— Goal of the exercise —
Copy all lines that contain the word "cineres".

Data items:
= = = = = = =

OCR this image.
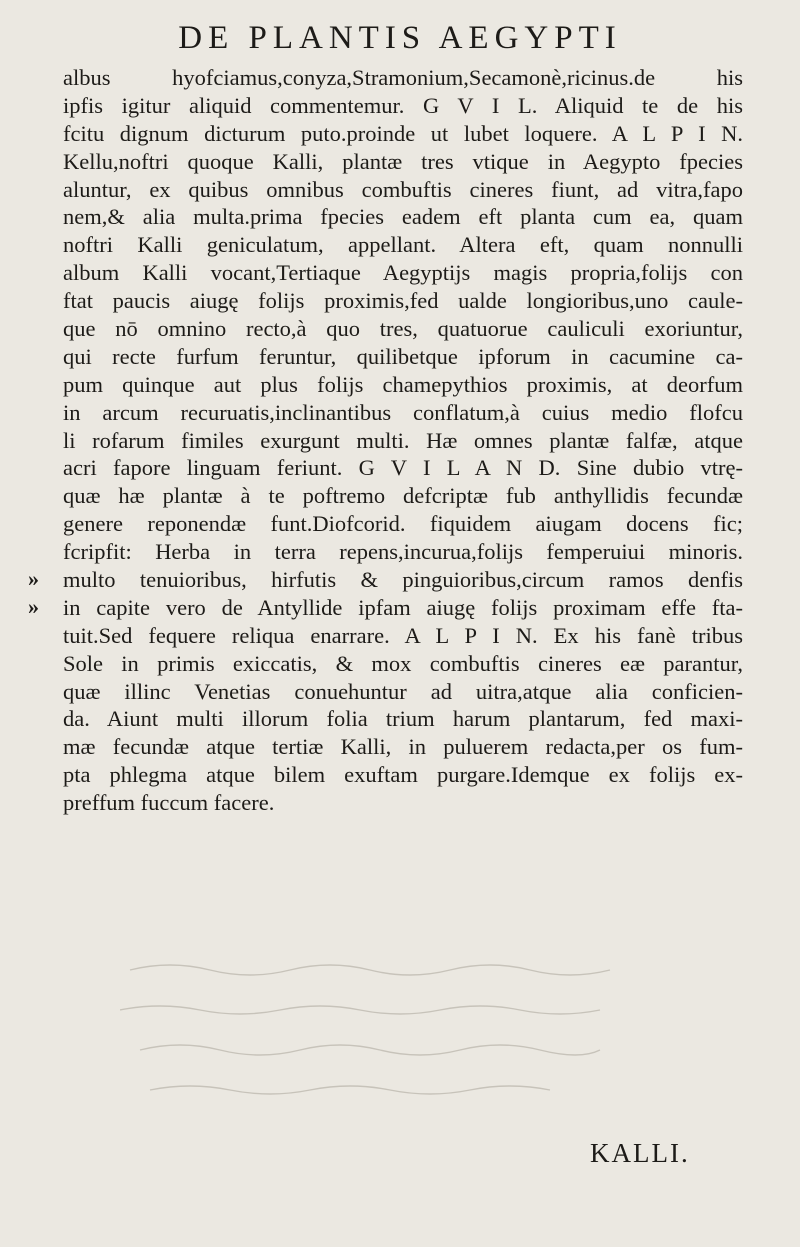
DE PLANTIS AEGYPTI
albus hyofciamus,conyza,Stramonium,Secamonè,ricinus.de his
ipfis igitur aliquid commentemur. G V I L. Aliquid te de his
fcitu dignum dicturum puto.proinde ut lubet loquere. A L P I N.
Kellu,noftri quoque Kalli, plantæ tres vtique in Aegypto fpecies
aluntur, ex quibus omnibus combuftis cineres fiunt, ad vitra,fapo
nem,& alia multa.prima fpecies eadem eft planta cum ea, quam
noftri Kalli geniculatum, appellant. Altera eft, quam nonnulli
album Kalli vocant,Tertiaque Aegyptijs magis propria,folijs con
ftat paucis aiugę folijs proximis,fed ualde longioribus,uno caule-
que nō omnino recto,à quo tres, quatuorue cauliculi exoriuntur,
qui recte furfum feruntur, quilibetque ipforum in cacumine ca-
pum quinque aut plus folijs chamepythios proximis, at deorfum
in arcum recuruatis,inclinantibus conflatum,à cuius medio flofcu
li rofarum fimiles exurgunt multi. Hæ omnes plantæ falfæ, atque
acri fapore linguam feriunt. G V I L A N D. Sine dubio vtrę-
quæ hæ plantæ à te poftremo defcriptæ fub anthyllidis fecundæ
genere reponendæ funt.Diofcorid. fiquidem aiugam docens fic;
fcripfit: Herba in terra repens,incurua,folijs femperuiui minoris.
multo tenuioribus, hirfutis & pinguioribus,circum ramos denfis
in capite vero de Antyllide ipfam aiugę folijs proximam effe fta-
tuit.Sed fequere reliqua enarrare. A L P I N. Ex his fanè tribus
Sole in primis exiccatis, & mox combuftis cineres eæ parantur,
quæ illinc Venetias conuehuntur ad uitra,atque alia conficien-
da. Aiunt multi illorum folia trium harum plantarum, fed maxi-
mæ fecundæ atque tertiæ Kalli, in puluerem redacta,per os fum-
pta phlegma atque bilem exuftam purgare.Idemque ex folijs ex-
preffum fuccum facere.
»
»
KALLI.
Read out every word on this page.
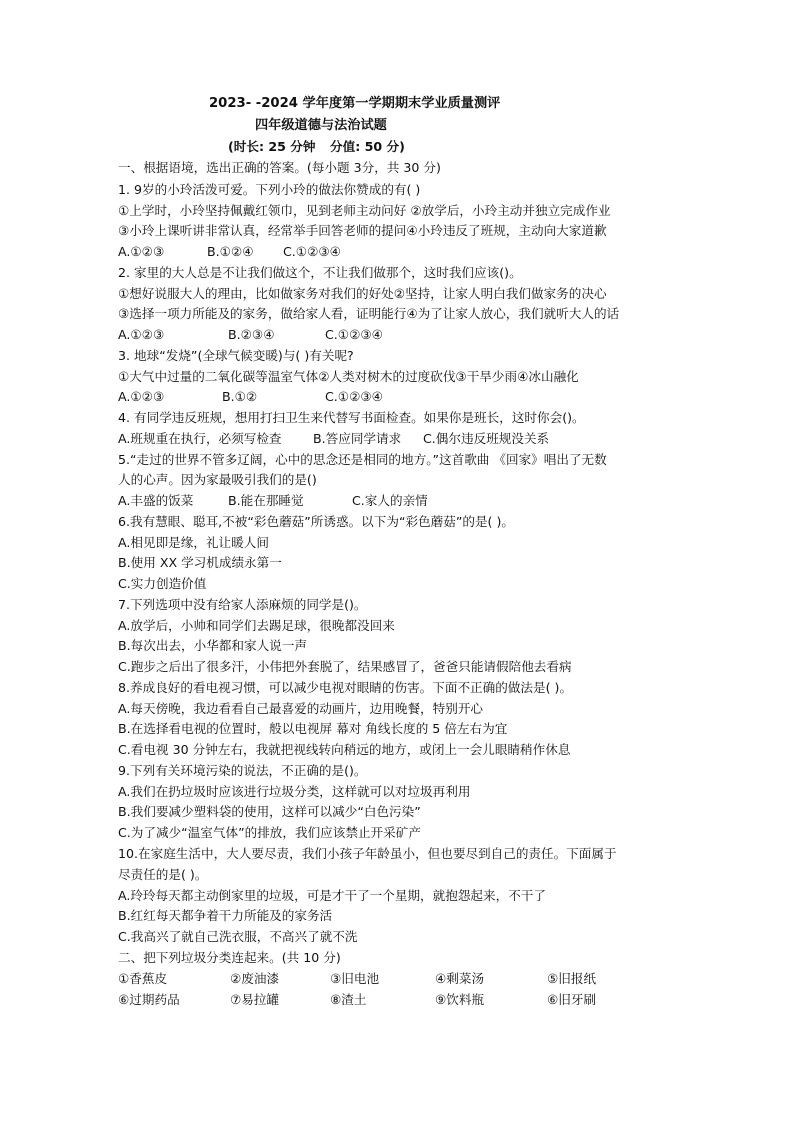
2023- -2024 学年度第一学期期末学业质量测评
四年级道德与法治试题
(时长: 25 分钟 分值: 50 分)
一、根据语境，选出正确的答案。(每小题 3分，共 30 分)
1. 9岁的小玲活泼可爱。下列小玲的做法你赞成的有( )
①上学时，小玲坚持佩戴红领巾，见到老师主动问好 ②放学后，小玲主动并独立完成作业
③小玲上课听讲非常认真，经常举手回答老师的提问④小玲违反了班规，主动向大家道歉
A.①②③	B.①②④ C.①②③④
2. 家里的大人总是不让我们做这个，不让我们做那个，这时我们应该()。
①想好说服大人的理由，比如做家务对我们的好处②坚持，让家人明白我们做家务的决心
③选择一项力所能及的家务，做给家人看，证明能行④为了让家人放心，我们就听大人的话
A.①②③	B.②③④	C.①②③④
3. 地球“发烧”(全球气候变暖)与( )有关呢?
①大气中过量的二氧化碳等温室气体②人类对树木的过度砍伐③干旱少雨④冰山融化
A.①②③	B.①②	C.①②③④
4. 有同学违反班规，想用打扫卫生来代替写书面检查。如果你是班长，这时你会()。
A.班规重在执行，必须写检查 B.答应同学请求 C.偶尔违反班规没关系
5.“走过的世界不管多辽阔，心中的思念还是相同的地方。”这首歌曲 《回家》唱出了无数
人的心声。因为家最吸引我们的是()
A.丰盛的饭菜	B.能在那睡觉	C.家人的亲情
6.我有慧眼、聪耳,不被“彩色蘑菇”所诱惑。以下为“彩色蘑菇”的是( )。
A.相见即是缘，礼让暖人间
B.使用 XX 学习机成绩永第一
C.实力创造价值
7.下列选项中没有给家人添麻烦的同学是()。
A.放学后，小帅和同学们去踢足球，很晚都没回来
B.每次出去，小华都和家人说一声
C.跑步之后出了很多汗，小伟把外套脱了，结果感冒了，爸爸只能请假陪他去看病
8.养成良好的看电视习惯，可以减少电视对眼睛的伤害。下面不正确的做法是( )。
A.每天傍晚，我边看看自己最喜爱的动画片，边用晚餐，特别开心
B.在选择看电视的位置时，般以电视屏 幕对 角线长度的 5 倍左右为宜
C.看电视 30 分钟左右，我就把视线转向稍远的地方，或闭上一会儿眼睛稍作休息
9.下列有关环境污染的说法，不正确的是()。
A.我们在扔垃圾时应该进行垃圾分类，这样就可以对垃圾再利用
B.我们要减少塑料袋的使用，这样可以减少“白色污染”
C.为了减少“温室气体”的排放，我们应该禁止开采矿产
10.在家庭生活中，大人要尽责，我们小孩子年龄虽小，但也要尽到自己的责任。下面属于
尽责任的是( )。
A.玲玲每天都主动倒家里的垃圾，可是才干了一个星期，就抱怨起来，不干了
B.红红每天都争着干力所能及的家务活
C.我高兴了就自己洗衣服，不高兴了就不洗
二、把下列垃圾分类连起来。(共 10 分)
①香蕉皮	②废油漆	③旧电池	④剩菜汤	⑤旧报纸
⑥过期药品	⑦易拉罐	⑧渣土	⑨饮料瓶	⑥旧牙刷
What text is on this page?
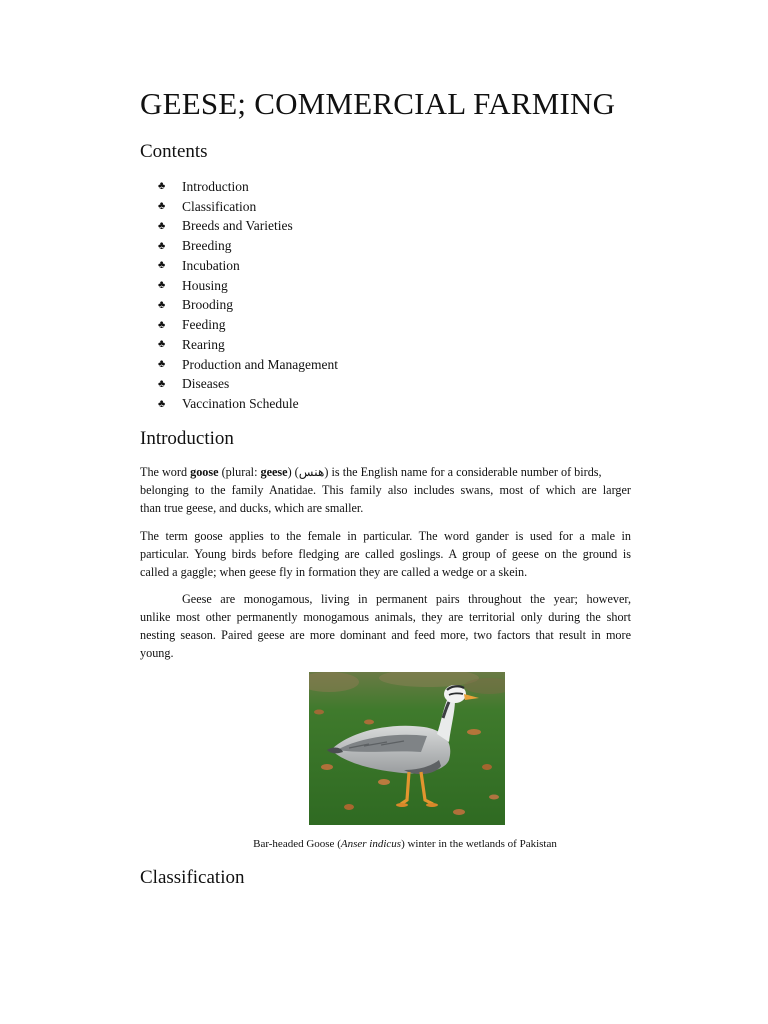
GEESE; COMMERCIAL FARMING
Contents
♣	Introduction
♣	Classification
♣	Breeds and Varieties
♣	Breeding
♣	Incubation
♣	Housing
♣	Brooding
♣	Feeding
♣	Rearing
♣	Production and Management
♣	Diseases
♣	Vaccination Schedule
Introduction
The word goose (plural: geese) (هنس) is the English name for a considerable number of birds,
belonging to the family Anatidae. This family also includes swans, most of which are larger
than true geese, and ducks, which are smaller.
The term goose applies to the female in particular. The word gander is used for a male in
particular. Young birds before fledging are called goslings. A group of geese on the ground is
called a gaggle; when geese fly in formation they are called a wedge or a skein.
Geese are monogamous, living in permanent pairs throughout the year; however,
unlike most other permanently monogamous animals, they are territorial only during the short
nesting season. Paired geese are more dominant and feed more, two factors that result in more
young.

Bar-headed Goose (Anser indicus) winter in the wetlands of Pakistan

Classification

= = = = = = =

— Answer to this problem —
aluntur, ex quibus omnibus combuftis cineres fiunt, ad vitra,fapo
Sole in primis exiccatis, & mox combuftis cineres eæ parantur,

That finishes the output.